Goal => Say the number of lines containing the string "this", and say nothing else.

--- begin Material supplied ---

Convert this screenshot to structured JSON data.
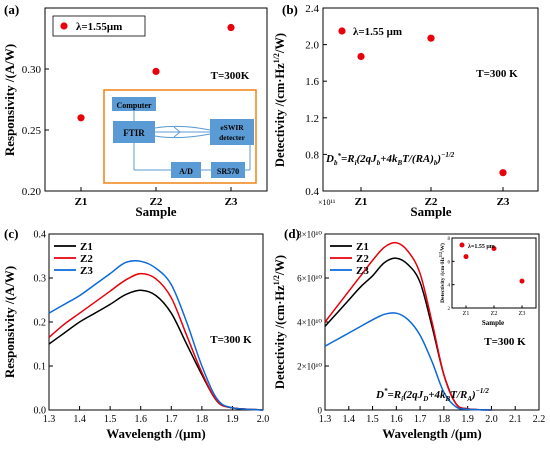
{
  "colors": {
    "red": "#e8000b",
    "black": "#000000",
    "blue": "#0a6ad8",
    "orange": "#f08a24",
    "box_blue": "#5b9bd5"
  },
  "chart_data": [
    {
      "panel_label": "(a)",
      "type": "scatter",
      "xlabel": "Sample",
      "ylabel": "Responsivity /(A/W)",
      "categories": [
        "Z1",
        "Z2",
        "Z3"
      ],
      "values": [
        0.26,
        0.298,
        0.334
      ],
      "ylim": [
        0.2,
        0.35
      ],
      "yticks": [
        "0.20",
        "0.25",
        "0.30"
      ],
      "legend": "λ=1.55μm",
      "annotation": "T=300K",
      "inset_diagram": {
        "computer": "Computer",
        "ftir": "FTIR",
        "detector_line1": "eSWIR",
        "detector_line2": "detecter",
        "ad": "A/D",
        "sr": "SR570"
      }
    },
    {
      "panel_label": "(b)",
      "type": "scatter",
      "xlabel": "Sample",
      "ylabel": "Detectivity /(cm·Hz^1/2/W)",
      "categories": [
        "Z1",
        "Z2",
        "Z3"
      ],
      "values": [
        1.87,
        2.07,
        0.6
      ],
      "ylim": [
        0.4,
        2.4
      ],
      "yticks": [
        "0.4",
        "0.8",
        "1.2",
        "1.6",
        "2.0",
        "2.4"
      ],
      "multiplier": "×10¹¹",
      "legend": "λ=1.55 μm",
      "annotation": "T=300 K",
      "formula": "D*b=Ri(2qJb+4kBT/(RA)b)^-1/2"
    },
    {
      "panel_label": "(c)",
      "type": "line",
      "xlabel": "Wavelength /(μm)",
      "ylabel": "Responsivity /(A/W)",
      "xlim": [
        1.3,
        2.0
      ],
      "ylim": [
        0.0,
        0.4
      ],
      "xticks": [
        "1.3",
        "1.4",
        "1.5",
        "1.6",
        "1.7",
        "1.8",
        "1.9",
        "2.0"
      ],
      "yticks": [
        "0.0",
        "0.1",
        "0.2",
        "0.3",
        "0.4"
      ],
      "annotation": "T=300 K",
      "series": [
        {
          "name": "Z1",
          "x": [
            1.3,
            1.35,
            1.4,
            1.45,
            1.5,
            1.55,
            1.6,
            1.65,
            1.7,
            1.75,
            1.8,
            1.85,
            1.9,
            2.0
          ],
          "y": [
            0.15,
            0.175,
            0.2,
            0.22,
            0.24,
            0.262,
            0.272,
            0.26,
            0.22,
            0.15,
            0.08,
            0.02,
            0.005,
            0.0
          ]
        },
        {
          "name": "Z2",
          "x": [
            1.3,
            1.35,
            1.4,
            1.45,
            1.5,
            1.55,
            1.6,
            1.65,
            1.7,
            1.75,
            1.8,
            1.85,
            1.9,
            2.0
          ],
          "y": [
            0.165,
            0.195,
            0.22,
            0.245,
            0.27,
            0.295,
            0.31,
            0.298,
            0.255,
            0.17,
            0.085,
            0.02,
            0.005,
            0.0
          ]
        },
        {
          "name": "Z3",
          "x": [
            1.3,
            1.35,
            1.4,
            1.45,
            1.5,
            1.55,
            1.6,
            1.65,
            1.7,
            1.75,
            1.8,
            1.85,
            1.9,
            2.0
          ],
          "y": [
            0.22,
            0.24,
            0.26,
            0.285,
            0.31,
            0.335,
            0.338,
            0.322,
            0.285,
            0.2,
            0.1,
            0.025,
            0.005,
            0.0
          ]
        }
      ]
    },
    {
      "panel_label": "(d)",
      "type": "line",
      "xlabel": "Wavelength /(μm)",
      "ylabel": "Detectivity /(cm·Hz^1/2/W)",
      "xlim": [
        1.3,
        2.2
      ],
      "ylim": [
        0,
        8
      ],
      "xticks": [
        "1.3",
        "1.4",
        "1.5",
        "1.6",
        "1.7",
        "1.8",
        "1.9",
        "2.0",
        "2.1",
        "2.2"
      ],
      "yticks": [
        "0",
        "2×10¹⁰",
        "4×10¹⁰",
        "6×10¹⁰",
        "8×10¹⁰"
      ],
      "annotation": "T=300 K",
      "formula": "D*=Ri(2qJD+4kBT/RA)^-1/2",
      "series": [
        {
          "name": "Z1",
          "x": [
            1.3,
            1.35,
            1.4,
            1.45,
            1.5,
            1.55,
            1.6,
            1.65,
            1.7,
            1.75,
            1.8,
            1.85,
            1.9,
            2.0
          ],
          "y": [
            3.8,
            4.4,
            5.0,
            5.6,
            6.1,
            6.7,
            6.9,
            6.6,
            5.8,
            3.8,
            1.6,
            0.3,
            0.05,
            0.0
          ]
        },
        {
          "name": "Z2",
          "x": [
            1.3,
            1.35,
            1.4,
            1.45,
            1.5,
            1.55,
            1.6,
            1.65,
            1.7,
            1.75,
            1.8,
            1.85,
            1.9,
            2.0
          ],
          "y": [
            4.0,
            4.7,
            5.4,
            6.1,
            6.8,
            7.4,
            7.6,
            7.2,
            6.2,
            4.0,
            1.6,
            0.3,
            0.05,
            0.0
          ]
        },
        {
          "name": "Z3",
          "x": [
            1.3,
            1.35,
            1.4,
            1.45,
            1.5,
            1.55,
            1.6,
            1.65,
            1.7,
            1.75,
            1.8,
            1.85,
            1.9,
            2.0
          ],
          "y": [
            2.9,
            3.2,
            3.5,
            3.8,
            4.1,
            4.35,
            4.4,
            4.1,
            3.4,
            2.2,
            0.8,
            0.15,
            0.03,
            0.0
          ]
        }
      ],
      "inset": {
        "legend": "λ=1.55 μm",
        "xlabel": "Sample",
        "ylabel": "Detectivity /(cm·Hz^1/2/W)",
        "categories": [
          "Z1",
          "Z2",
          "Z3"
        ],
        "values": [
          6.4,
          7.1,
          4.3
        ],
        "ylim": [
          2,
          8
        ]
      }
    }
  ]
}
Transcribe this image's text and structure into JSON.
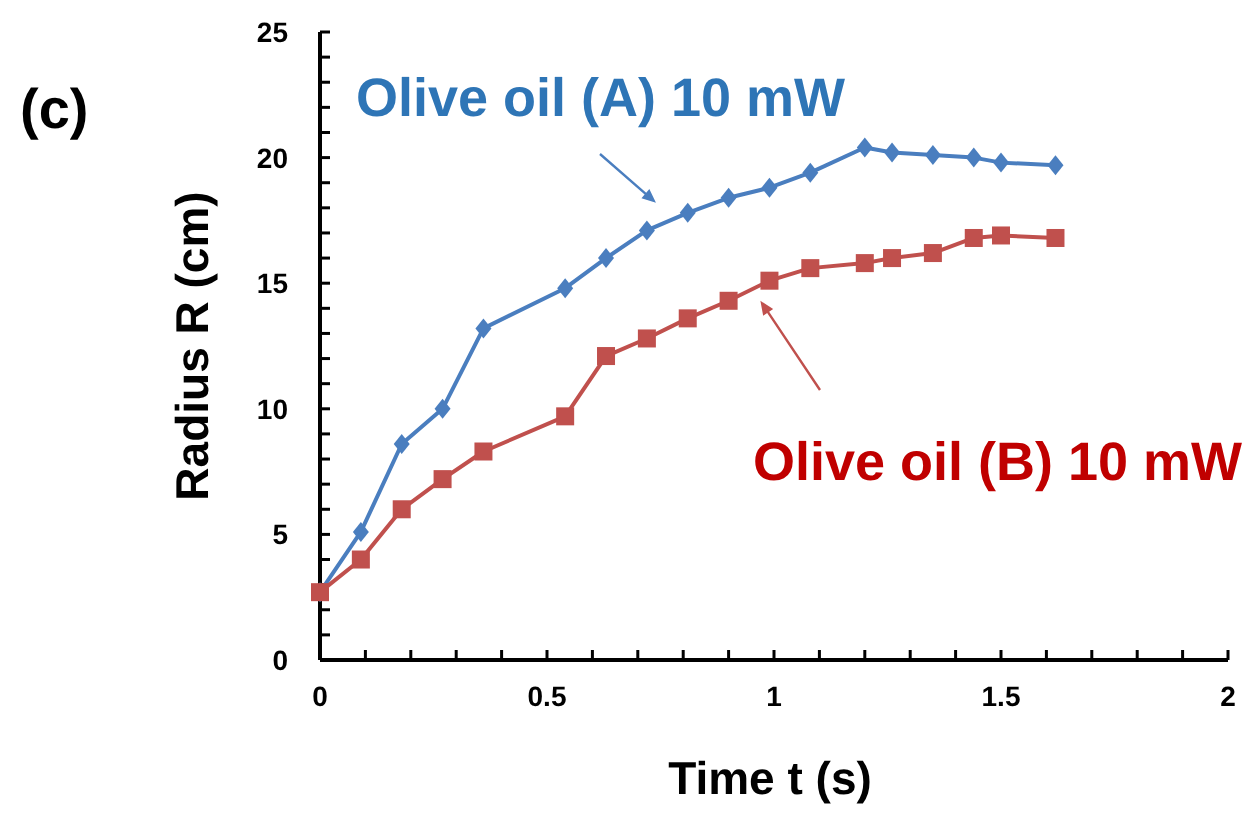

--- end Material supplied ---

Finished task => 2